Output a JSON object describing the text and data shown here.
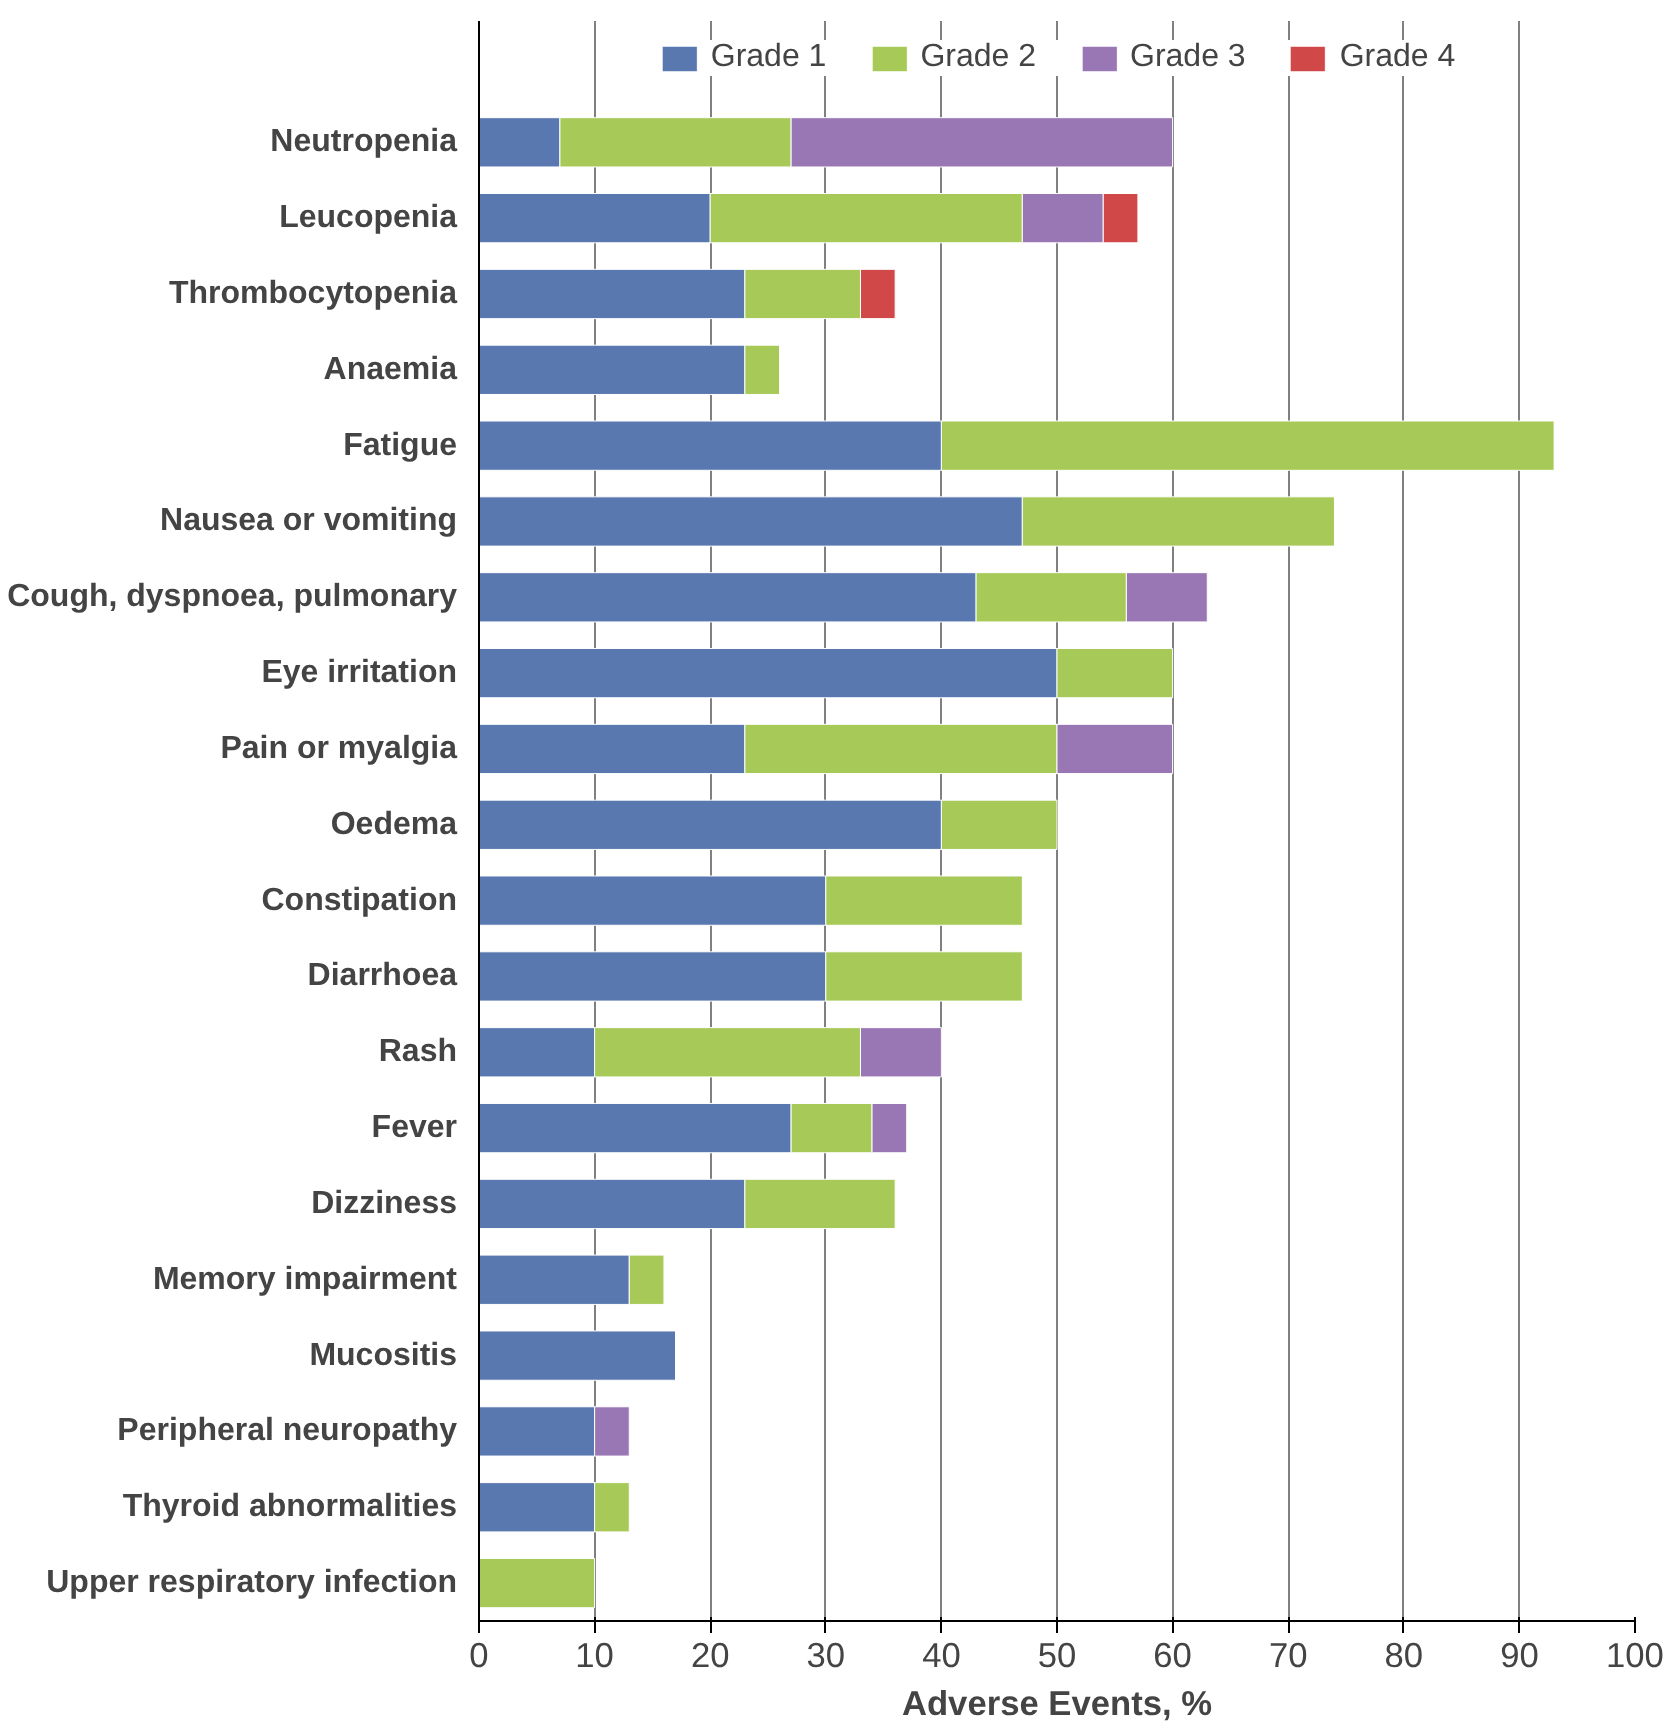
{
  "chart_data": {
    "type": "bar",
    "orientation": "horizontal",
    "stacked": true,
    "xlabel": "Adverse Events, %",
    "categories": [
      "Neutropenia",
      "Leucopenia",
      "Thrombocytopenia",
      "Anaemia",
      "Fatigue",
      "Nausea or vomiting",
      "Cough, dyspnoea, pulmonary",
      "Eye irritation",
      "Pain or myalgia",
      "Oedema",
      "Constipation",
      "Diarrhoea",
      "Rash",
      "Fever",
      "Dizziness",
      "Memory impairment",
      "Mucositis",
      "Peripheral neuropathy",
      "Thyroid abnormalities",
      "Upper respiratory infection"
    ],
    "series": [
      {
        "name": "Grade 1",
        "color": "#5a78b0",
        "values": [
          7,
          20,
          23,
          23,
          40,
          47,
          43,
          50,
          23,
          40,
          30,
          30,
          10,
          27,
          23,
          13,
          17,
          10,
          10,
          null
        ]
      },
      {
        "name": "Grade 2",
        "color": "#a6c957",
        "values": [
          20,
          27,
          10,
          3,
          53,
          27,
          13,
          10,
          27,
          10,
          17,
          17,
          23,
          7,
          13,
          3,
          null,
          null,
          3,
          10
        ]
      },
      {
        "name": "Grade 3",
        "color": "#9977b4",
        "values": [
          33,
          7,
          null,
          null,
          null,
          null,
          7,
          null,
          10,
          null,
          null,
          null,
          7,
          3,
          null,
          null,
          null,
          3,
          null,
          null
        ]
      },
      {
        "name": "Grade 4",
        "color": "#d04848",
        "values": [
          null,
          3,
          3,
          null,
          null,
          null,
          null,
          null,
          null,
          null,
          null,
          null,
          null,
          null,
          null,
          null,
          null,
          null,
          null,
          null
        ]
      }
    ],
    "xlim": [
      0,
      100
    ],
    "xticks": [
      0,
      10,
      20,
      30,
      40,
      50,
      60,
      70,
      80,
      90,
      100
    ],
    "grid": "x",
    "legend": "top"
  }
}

----

Pictures are to be left out; the records above must be repeated word for word.

Output a JSON object describing the text and data shown here.
{
  "chart_data": {
    "type": "bar",
    "orientation": "horizontal",
    "stacked": true,
    "xlabel": "Adverse Events, %",
    "categories": [
      "Neutropenia",
      "Leucopenia",
      "Thrombocytopenia",
      "Anaemia",
      "Fatigue",
      "Nausea or vomiting",
      "Cough, dyspnoea, pulmonary",
      "Eye irritation",
      "Pain or myalgia",
      "Oedema",
      "Constipation",
      "Diarrhoea",
      "Rash",
      "Fever",
      "Dizziness",
      "Memory impairment",
      "Mucositis",
      "Peripheral neuropathy",
      "Thyroid abnormalities",
      "Upper respiratory infection"
    ],
    "series": [
      {
        "name": "Grade 1",
        "color": "#5a78b0",
        "values": [
          7,
          20,
          23,
          23,
          40,
          47,
          43,
          50,
          23,
          40,
          30,
          30,
          10,
          27,
          23,
          13,
          17,
          10,
          10,
          null
        ]
      },
      {
        "name": "Grade 2",
        "color": "#a6c957",
        "values": [
          20,
          27,
          10,
          3,
          53,
          27,
          13,
          10,
          27,
          10,
          17,
          17,
          23,
          7,
          13,
          3,
          null,
          null,
          3,
          10
        ]
      },
      {
        "name": "Grade 3",
        "color": "#9977b4",
        "values": [
          33,
          7,
          null,
          null,
          null,
          null,
          7,
          null,
          10,
          null,
          null,
          null,
          7,
          3,
          null,
          null,
          null,
          3,
          null,
          null
        ]
      },
      {
        "name": "Grade 4",
        "color": "#d04848",
        "values": [
          null,
          3,
          3,
          null,
          null,
          null,
          null,
          null,
          null,
          null,
          null,
          null,
          null,
          null,
          null,
          null,
          null,
          null,
          null,
          null
        ]
      }
    ],
    "xlim": [
      0,
      100
    ],
    "xticks": [
      0,
      10,
      20,
      30,
      40,
      50,
      60,
      70,
      80,
      90,
      100
    ],
    "grid": "x",
    "legend": "top"
  }
}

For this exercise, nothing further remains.